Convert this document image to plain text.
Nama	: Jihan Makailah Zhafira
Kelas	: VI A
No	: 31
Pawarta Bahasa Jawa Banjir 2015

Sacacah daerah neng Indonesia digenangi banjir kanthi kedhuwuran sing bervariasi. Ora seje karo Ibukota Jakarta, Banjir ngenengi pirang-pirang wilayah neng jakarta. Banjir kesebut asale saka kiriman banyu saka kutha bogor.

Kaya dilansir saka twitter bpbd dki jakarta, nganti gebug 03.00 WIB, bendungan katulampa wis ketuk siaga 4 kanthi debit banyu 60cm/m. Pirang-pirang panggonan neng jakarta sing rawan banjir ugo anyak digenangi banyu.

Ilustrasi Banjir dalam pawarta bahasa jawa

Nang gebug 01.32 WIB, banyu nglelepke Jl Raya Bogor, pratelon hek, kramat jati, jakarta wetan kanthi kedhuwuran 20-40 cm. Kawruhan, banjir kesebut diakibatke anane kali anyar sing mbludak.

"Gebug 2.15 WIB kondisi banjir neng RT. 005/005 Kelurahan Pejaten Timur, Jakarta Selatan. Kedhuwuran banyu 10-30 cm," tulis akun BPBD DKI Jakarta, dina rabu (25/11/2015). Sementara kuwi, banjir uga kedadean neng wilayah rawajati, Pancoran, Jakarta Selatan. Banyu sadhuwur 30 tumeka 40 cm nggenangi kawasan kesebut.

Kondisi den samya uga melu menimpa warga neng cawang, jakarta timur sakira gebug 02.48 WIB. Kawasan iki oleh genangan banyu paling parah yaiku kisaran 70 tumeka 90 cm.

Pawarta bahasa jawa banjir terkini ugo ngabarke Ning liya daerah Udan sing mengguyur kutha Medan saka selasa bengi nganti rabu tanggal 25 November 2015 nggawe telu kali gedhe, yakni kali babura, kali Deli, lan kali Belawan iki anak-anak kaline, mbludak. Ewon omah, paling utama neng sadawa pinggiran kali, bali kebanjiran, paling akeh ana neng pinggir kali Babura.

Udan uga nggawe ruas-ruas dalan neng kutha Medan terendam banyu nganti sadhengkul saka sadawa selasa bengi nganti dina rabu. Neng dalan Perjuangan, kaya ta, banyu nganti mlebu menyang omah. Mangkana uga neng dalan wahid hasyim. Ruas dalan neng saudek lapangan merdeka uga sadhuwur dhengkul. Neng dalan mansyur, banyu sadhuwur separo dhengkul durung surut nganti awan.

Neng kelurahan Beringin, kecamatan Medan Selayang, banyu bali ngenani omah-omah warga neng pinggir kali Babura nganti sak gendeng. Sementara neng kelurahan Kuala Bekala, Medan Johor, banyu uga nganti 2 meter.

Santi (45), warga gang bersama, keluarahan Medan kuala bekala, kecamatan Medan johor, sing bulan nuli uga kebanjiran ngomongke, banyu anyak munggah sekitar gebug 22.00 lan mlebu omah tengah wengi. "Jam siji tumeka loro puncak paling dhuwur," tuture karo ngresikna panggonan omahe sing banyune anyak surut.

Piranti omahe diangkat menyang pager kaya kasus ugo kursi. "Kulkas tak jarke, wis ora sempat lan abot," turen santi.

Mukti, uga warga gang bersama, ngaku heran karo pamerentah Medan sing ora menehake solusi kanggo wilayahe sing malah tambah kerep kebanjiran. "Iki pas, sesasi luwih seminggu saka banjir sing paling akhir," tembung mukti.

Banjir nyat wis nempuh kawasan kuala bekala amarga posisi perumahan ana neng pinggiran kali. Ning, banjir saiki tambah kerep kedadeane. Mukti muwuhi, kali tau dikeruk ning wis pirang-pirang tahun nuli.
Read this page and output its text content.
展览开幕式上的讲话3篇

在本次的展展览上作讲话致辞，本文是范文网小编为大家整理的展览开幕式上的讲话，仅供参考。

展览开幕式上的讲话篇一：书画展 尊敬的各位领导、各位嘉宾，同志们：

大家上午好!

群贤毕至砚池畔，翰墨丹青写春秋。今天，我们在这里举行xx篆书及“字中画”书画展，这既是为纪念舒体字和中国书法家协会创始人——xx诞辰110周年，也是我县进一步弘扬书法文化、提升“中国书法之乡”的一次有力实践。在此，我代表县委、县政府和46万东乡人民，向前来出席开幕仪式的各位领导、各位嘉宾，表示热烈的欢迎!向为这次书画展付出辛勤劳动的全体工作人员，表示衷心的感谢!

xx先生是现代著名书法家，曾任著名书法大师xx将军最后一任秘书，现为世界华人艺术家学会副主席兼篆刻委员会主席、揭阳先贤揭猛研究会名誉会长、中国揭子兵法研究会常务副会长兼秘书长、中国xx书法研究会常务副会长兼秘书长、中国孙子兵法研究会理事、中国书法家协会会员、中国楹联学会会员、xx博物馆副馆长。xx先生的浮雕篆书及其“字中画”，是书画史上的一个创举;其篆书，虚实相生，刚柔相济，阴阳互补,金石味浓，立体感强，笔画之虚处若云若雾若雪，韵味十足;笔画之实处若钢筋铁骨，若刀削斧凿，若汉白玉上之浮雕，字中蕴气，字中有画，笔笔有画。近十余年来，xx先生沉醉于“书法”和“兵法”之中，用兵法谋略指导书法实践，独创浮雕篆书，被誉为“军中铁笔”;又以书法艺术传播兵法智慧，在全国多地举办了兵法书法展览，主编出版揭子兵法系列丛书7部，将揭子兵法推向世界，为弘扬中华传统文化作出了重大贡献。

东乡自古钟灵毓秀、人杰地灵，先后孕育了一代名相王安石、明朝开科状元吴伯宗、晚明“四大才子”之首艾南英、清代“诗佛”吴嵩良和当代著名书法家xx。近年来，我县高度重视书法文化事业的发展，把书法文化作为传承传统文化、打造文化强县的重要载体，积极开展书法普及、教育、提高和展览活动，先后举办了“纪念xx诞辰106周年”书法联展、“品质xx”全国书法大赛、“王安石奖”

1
· · · · · · ·
*What needs to be done:* Look through the records and gather each line with the word "各位嘉宾".

*Written solution:*
展览开幕式上的讲话篇一：书画展 尊敬的各位领导、各位嘉宾，同志们：
群贤毕至砚池畔，翰墨丹青写春秋。今天，我们在这里举行xx篆书及“字中画”书画展，这既是为纪念舒体字和中国书法家协会创始人——xx诞辰110周年，也是我县进一步弘扬书法文化、提升“中国书法之乡”的一次有力实践。在此，我代表县委、县政府和46万东乡人民，向前来出席开幕仪式的各位领导、各位嘉宾，表示热烈的欢迎!向为这次书画展付出辛勤劳动的全体工作人员，表示衷心的感谢!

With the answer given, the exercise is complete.